* What is asked
Copy out all of the data below with no alterations.

* Dataset
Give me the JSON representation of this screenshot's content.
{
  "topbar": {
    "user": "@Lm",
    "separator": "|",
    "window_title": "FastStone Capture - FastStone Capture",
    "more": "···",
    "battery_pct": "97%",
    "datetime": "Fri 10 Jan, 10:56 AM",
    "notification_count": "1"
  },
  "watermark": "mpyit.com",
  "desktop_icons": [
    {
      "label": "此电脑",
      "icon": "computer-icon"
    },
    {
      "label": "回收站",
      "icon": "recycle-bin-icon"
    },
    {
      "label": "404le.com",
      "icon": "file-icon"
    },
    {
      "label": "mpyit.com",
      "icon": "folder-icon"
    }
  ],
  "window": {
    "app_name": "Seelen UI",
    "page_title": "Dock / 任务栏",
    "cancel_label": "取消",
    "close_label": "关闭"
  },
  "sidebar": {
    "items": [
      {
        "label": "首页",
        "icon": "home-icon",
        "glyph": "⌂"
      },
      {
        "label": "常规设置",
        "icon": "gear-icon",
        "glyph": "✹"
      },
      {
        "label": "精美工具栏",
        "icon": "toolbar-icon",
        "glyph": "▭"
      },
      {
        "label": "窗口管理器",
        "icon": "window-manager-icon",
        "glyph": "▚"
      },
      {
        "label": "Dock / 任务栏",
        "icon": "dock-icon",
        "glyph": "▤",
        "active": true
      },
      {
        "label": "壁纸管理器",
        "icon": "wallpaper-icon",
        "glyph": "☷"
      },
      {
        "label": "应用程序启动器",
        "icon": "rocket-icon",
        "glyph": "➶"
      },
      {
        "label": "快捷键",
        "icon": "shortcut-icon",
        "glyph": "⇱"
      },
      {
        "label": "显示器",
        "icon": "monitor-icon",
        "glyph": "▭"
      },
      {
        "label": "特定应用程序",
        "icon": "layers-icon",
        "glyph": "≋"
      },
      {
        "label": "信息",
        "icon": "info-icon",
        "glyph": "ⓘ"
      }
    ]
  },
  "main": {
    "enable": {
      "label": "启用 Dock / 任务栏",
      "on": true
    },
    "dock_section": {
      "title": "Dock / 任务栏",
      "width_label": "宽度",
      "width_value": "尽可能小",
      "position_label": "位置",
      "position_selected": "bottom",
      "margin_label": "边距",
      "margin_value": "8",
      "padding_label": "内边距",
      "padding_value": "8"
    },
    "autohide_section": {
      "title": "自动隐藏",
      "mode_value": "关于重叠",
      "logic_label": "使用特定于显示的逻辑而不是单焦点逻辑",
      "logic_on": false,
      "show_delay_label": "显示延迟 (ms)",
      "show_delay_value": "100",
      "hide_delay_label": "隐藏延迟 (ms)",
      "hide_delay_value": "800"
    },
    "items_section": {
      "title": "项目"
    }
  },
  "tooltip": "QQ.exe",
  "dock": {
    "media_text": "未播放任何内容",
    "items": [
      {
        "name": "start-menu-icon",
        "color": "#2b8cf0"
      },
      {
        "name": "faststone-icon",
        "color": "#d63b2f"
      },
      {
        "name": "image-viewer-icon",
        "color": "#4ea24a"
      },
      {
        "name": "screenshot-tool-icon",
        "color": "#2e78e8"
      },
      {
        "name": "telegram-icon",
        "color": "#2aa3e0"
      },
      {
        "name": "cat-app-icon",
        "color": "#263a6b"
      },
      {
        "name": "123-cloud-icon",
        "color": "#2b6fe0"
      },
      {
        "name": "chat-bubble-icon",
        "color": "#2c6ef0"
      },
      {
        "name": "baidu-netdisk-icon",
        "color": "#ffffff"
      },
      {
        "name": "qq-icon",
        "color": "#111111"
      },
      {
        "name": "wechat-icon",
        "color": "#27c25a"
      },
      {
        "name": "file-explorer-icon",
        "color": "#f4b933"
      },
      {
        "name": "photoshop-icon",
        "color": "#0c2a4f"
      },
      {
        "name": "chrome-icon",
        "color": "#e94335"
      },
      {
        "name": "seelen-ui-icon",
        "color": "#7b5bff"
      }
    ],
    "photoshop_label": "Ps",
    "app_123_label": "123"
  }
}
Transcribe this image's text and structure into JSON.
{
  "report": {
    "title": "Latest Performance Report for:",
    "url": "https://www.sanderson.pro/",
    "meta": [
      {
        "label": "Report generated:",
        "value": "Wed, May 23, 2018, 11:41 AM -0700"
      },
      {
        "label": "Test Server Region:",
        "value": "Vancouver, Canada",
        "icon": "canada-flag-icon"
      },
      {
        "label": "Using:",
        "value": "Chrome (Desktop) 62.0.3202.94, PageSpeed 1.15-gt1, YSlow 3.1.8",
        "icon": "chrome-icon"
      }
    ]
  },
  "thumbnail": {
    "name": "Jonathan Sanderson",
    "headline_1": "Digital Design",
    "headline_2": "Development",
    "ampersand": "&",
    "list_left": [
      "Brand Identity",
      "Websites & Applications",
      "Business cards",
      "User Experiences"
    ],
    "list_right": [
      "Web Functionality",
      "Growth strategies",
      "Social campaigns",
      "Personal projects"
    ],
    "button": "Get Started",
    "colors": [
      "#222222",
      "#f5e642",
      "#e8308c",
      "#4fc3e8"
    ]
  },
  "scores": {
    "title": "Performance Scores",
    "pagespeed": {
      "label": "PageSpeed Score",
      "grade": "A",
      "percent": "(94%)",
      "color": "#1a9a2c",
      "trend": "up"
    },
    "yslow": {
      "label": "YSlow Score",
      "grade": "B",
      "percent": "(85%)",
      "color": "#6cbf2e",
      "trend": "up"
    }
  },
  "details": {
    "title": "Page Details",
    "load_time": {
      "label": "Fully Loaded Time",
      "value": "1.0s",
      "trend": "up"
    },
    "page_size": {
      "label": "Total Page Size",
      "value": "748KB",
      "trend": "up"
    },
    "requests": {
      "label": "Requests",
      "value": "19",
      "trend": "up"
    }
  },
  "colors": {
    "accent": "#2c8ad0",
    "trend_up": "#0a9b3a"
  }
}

* Result of this exercise
Give me the JSON representation of this screenshot's content.
{
  "topbar": {
    "user": "@Lm",
    "separator": "|",
    "window_title": "FastStone Capture - FastStone Capture",
    "more": "···",
    "battery_pct": "97%",
    "datetime": "Fri 10 Jan, 10:56 AM",
    "notification_count": "1"
  },
  "watermark": "mpyit.com",
  "desktop_icons": [
    {
      "label": "此电脑",
      "icon": "computer-icon"
    },
    {
      "label": "回收站",
      "icon": "recycle-bin-icon"
    },
    {
      "label": "404le.com",
      "icon": "file-icon"
    },
    {
      "label": "mpyit.com",
      "icon": "folder-icon"
    }
  ],
  "window": {
    "app_name": "Seelen UI",
    "page_title": "Dock / 任务栏",
    "cancel_label": "取消",
    "close_label": "关闭"
  },
  "sidebar": {
    "items": [
      {
        "label": "首页",
        "icon": "home-icon",
        "glyph": "⌂"
      },
      {
        "label": "常规设置",
        "icon": "gear-icon",
        "glyph": "✹"
      },
      {
        "label": "精美工具栏",
        "icon": "toolbar-icon",
        "glyph": "▭"
      },
      {
        "label": "窗口管理器",
        "icon": "window-manager-icon",
        "glyph": "▚"
      },
      {
        "label": "Dock / 任务栏",
        "icon": "dock-icon",
        "glyph": "▤",
        "active": true
      },
      {
        "label": "壁纸管理器",
        "icon": "wallpaper-icon",
        "glyph": "☷"
      },
      {
        "label": "应用程序启动器",
        "icon": "rocket-icon",
        "glyph": "➶"
      },
      {
        "label": "快捷键",
        "icon": "shortcut-icon",
        "glyph": "⇱"
      },
      {
        "label": "显示器",
        "icon": "monitor-icon",
        "glyph": "▭"
      },
      {
        "label": "特定应用程序",
        "icon": "layers-icon",
        "glyph": "≋"
      },
      {
        "label": "信息",
        "icon": "info-icon",
        "glyph": "ⓘ"
      }
    ]
  },
  "main": {
    "enable": {
      "label": "启用 Dock / 任务栏",
      "on": true
    },
    "dock_section": {
      "title": "Dock / 任务栏",
      "width_label": "宽度",
      "width_value": "尽可能小",
      "position_label": "位置",
      "position_selected": "bottom",
      "margin_label": "边距",
      "margin_value": "8",
      "padding_label": "内边距",
      "padding_value": "8"
    },
    "autohide_section": {
      "title": "自动隐藏",
      "mode_value": "关于重叠",
      "logic_label": "使用特定于显示的逻辑而不是单焦点逻辑",
      "logic_on": false,
      "show_delay_label": "显示延迟 (ms)",
      "show_delay_value": "100",
      "hide_delay_label": "隐藏延迟 (ms)",
      "hide_delay_value": "800"
    },
    "items_section": {
      "title": "项目"
    }
  },
  "tooltip": "QQ.exe",
  "dock": {
    "media_text": "未播放任何内容",
    "items": [
      {
        "name": "start-menu-icon",
        "color": "#2b8cf0"
      },
      {
        "name": "faststone-icon",
        "color": "#d63b2f"
      },
      {
        "name": "image-viewer-icon",
        "color": "#4ea24a"
      },
      {
        "name": "screenshot-tool-icon",
        "color": "#2e78e8"
      },
      {
        "name": "telegram-icon",
        "color": "#2aa3e0"
      },
      {
        "name": "cat-app-icon",
        "color": "#263a6b"
      },
      {
        "name": "123-cloud-icon",
        "color": "#2b6fe0"
      },
      {
        "name": "chat-bubble-icon",
        "color": "#2c6ef0"
      },
      {
        "name": "baidu-netdisk-icon",
        "color": "#ffffff"
      },
      {
        "name": "qq-icon",
        "color": "#111111"
      },
      {
        "name": "wechat-icon",
        "color": "#27c25a"
      },
      {
        "name": "file-explorer-icon",
        "color": "#f4b933"
      },
      {
        "name": "photoshop-icon",
        "color": "#0c2a4f"
      },
      {
        "name": "chrome-icon",
        "color": "#e94335"
      },
      {
        "name": "seelen-ui-icon",
        "color": "#7b5bff"
      }
    ],
    "photoshop_label": "Ps",
    "app_123_label": "123"
  }
}
Transcribe this image's text and structure into JSON.
{
  "report": {
    "title": "Latest Performance Report for:",
    "url": "https://www.sanderson.pro/",
    "meta": [
      {
        "label": "Report generated:",
        "value": "Wed, May 23, 2018, 11:41 AM -0700"
      },
      {
        "label": "Test Server Region:",
        "value": "Vancouver, Canada",
        "icon": "canada-flag-icon"
      },
      {
        "label": "Using:",
        "value": "Chrome (Desktop) 62.0.3202.94, PageSpeed 1.15-gt1, YSlow 3.1.8",
        "icon": "chrome-icon"
      }
    ]
  },
  "thumbnail": {
    "name": "Jonathan Sanderson",
    "headline_1": "Digital Design",
    "headline_2": "Development",
    "ampersand": "&",
    "list_left": [
      "Brand Identity",
      "Websites & Applications",
      "Business cards",
      "User Experiences"
    ],
    "list_right": [
      "Web Functionality",
      "Growth strategies",
      "Social campaigns",
      "Personal projects"
    ],
    "button": "Get Started",
    "colors": [
      "#222222",
      "#f5e642",
      "#e8308c",
      "#4fc3e8"
    ]
  },
  "scores": {
    "title": "Performance Scores",
    "pagespeed": {
      "label": "PageSpeed Score",
      "grade": "A",
      "percent": "(94%)",
      "color": "#1a9a2c",
      "trend": "up"
    },
    "yslow": {
      "label": "YSlow Score",
      "grade": "B",
      "percent": "(85%)",
      "color": "#6cbf2e",
      "trend": "up"
    }
  },
  "details": {
    "title": "Page Details",
    "load_time": {
      "label": "Fully Loaded Time",
      "value": "1.0s",
      "trend": "up"
    },
    "page_size": {
      "label": "Total Page Size",
      "value": "748KB",
      "trend": "up"
    },
    "requests": {
      "label": "Requests",
      "value": "19",
      "trend": "up"
    }
  },
  "colors": {
    "accent": "#2c8ad0",
    "trend_up": "#0a9b3a"
  }
}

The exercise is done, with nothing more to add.